— START OF Records for the exercise —

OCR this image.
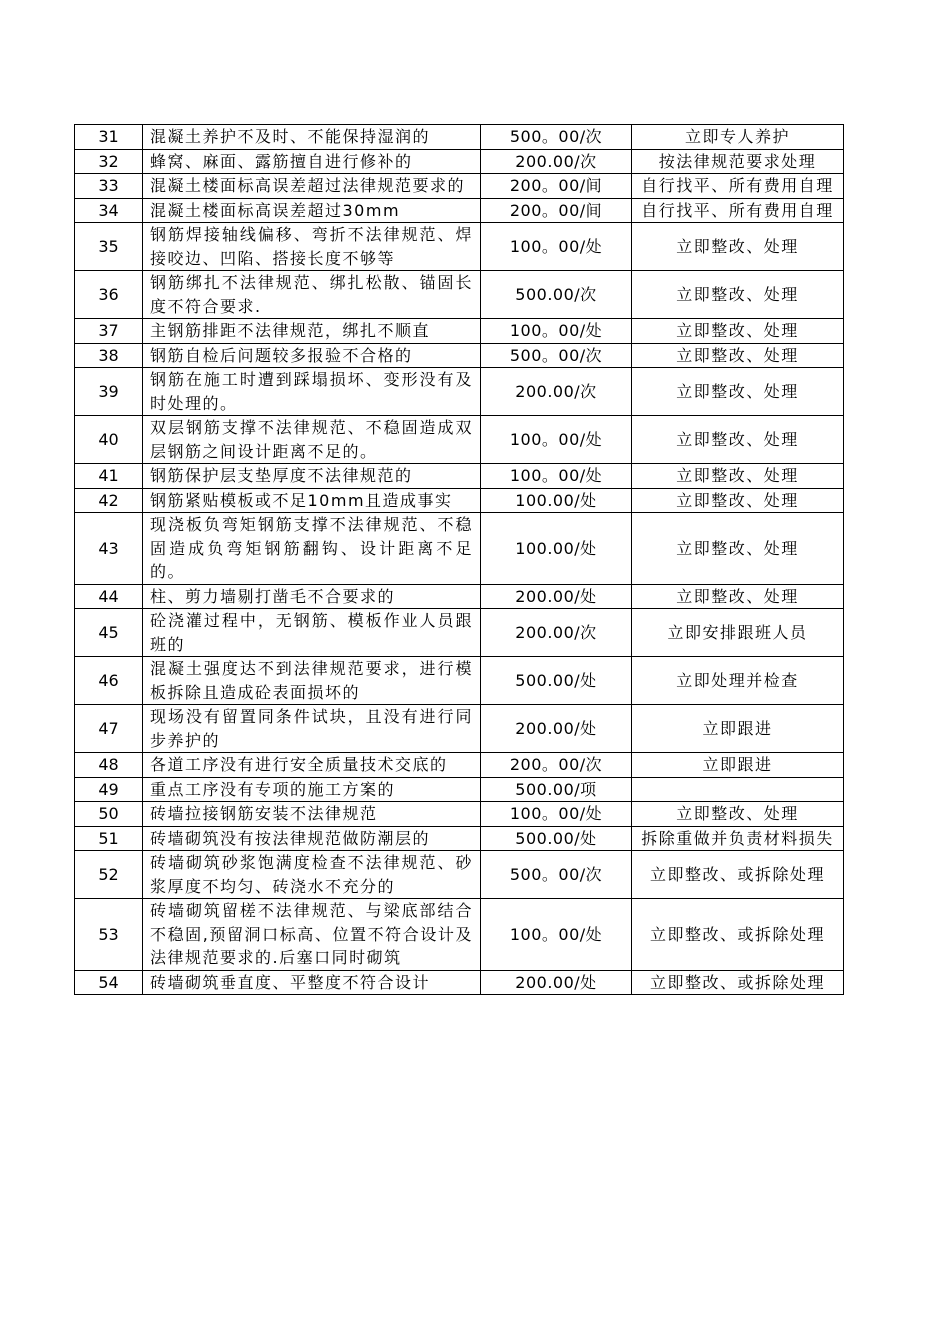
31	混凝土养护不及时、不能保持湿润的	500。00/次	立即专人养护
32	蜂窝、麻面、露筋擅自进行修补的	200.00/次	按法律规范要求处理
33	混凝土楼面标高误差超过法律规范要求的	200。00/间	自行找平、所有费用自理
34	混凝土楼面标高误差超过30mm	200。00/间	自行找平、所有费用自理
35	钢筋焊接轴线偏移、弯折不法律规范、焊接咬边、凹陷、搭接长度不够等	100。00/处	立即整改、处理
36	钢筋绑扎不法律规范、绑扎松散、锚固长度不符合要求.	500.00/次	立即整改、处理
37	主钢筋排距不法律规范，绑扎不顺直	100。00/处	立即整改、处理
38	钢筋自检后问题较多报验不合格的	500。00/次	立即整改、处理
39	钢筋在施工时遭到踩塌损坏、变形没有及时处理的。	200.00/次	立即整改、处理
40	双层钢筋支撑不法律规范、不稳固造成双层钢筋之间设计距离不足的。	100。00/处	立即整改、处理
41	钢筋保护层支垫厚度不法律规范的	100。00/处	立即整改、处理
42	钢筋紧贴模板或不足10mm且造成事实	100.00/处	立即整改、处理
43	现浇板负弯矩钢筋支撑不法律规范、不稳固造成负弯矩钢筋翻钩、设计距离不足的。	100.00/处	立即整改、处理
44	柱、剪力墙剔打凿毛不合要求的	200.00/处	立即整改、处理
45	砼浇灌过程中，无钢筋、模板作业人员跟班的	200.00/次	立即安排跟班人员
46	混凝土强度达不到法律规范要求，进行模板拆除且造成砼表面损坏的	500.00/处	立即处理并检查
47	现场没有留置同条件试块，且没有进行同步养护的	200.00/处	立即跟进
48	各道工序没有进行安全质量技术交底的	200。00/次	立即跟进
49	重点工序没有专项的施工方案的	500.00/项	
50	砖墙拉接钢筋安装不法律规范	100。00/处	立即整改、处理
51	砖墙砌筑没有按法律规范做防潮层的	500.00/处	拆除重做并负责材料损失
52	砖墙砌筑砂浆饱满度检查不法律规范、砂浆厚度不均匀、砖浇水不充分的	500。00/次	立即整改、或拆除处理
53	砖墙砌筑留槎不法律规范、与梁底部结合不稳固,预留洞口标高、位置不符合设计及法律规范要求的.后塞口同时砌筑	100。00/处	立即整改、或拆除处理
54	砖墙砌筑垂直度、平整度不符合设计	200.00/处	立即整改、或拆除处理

— END OF Records for the exercise —

The task: Keep only those lines of the records that hold "立即跟进", and return them.

Worked solution:
47	现场没有留置同条件试块，且没有进行同步养护的	200.00/处	立即跟进
48	各道工序没有进行安全质量技术交底的	200。00/次	立即跟进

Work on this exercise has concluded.